** START OF Provided passage **

Prove an elementary integral inequality ($L^2$ estimate) that arises with the wave equation How can I prove that  $$\Vert u \Vert_{L^2} \le \Vert u_1 \Vert_{L^2} + t \Vert u_2 \Vert_{L^2},$$ where $$u(t,x) = \frac{u_1(x+t) + u_1(x-t)}{2}+ \frac{1}{2}\int_{-t}^t u_2(x+y)\ dy \ ?$$
$u_1,u_2\in L^1 \cap L^2$.

The problem arises in PDE (with the wave equation).
 A: If $y\in\mathbb R$, define the translation operator $\tau_y$ by $\tau_yv(x)=v(x-y)$.  Using the triangle inequality and Minkowski's inequality for integrals on your formula for $u(t,x)$, we get:
$$
\|u(t,.)\|_{L^2}\le\frac{1}{2}(\|\tau_{-t}u_1\|_{L^2}+\|\tau_tu_1\|_{L^2})+\frac{1}{2}\int_{-t}^t\|\tau_{-y}u_2\|_{L^2}dy.
$$
But by the translation invariance of Lebesgue measure, $\|\tau_yv\|_{L^2}=\|v\|_{L^2}$, so the right hand side becomes:
$$
\|u(t,.)\|_{L^2}\le\|u_1\|_{L^2}+\frac{1}{2}\int_{-t}^t\|u_2\|_{L^2}dy=\|u_1\|_{L^2}+t\|u_2\|_{L^2}.

** END OF Provided passage **
** START OF Given entries **

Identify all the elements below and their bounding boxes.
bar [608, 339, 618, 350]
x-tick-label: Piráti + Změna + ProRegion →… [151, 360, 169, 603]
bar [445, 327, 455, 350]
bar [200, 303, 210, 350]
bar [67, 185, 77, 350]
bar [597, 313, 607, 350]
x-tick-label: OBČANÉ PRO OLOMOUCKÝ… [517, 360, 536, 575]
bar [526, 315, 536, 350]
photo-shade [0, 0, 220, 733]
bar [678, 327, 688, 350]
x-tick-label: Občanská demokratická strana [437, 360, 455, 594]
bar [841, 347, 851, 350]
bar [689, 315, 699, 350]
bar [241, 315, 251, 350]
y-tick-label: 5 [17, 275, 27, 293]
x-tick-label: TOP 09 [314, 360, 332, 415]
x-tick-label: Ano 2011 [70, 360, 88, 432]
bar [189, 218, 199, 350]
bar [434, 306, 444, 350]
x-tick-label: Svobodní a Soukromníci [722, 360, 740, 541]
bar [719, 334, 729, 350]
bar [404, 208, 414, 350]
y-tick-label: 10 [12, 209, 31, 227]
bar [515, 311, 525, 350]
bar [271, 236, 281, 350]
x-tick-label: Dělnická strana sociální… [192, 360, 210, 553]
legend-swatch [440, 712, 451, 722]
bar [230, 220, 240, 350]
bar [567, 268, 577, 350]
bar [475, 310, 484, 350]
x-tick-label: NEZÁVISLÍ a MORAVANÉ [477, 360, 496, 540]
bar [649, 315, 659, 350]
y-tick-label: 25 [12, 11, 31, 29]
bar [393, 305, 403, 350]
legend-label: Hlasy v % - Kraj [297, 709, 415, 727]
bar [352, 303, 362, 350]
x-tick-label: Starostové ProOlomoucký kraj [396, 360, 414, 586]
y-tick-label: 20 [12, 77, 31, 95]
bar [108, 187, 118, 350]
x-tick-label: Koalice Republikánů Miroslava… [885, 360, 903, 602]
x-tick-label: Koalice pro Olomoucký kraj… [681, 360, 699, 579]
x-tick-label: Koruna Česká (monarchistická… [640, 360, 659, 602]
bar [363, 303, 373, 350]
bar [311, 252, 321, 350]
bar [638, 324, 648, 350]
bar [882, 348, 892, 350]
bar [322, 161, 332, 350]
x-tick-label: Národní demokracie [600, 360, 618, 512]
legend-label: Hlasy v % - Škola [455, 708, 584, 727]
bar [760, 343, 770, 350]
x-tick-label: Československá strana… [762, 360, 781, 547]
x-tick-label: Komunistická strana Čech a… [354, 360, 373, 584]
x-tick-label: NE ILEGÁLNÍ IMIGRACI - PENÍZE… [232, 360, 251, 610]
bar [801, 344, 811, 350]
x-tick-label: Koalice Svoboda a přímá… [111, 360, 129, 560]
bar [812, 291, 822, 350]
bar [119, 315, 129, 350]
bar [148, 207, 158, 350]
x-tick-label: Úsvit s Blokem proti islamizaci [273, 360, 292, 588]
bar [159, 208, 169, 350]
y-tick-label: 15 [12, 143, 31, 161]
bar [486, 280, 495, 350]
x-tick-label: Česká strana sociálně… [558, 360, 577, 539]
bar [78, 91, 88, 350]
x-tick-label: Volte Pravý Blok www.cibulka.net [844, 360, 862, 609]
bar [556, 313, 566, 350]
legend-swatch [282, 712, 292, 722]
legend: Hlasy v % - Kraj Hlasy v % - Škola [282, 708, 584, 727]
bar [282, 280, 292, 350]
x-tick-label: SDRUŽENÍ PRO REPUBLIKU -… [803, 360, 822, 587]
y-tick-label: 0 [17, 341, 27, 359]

** END OF Given entries **

- [Task set]
1. In the wave equation thread, which two inequalities does the reply apply to the formula for u(t,x)?
2. Duplicate the stretch of the wave equation thread from "Prove an elementary" through "the wave equation).".

- [The answers]
1. The triangle inequality and Minkowski's inequality for integrals.

2.
Prove an elementary integral inequality ($L^2$ estimate) that arises with the wave equation How can I prove that  $$\Vert u \Vert_{L^2} \le \Vert u_1 \Vert_{L^2} + t \Vert u_2 \Vert_{L^2},$$ where $$u(t,x) = \frac{u_1(x+t) + u_1(x-t)}{2}+ \frac{1}{2}\int_{-t}^t u_2(x+y)\ dy \ ?$$
$u_1,u_2\in L^1 \cap L^2$.

The problem arises in PDE (with the wave equation).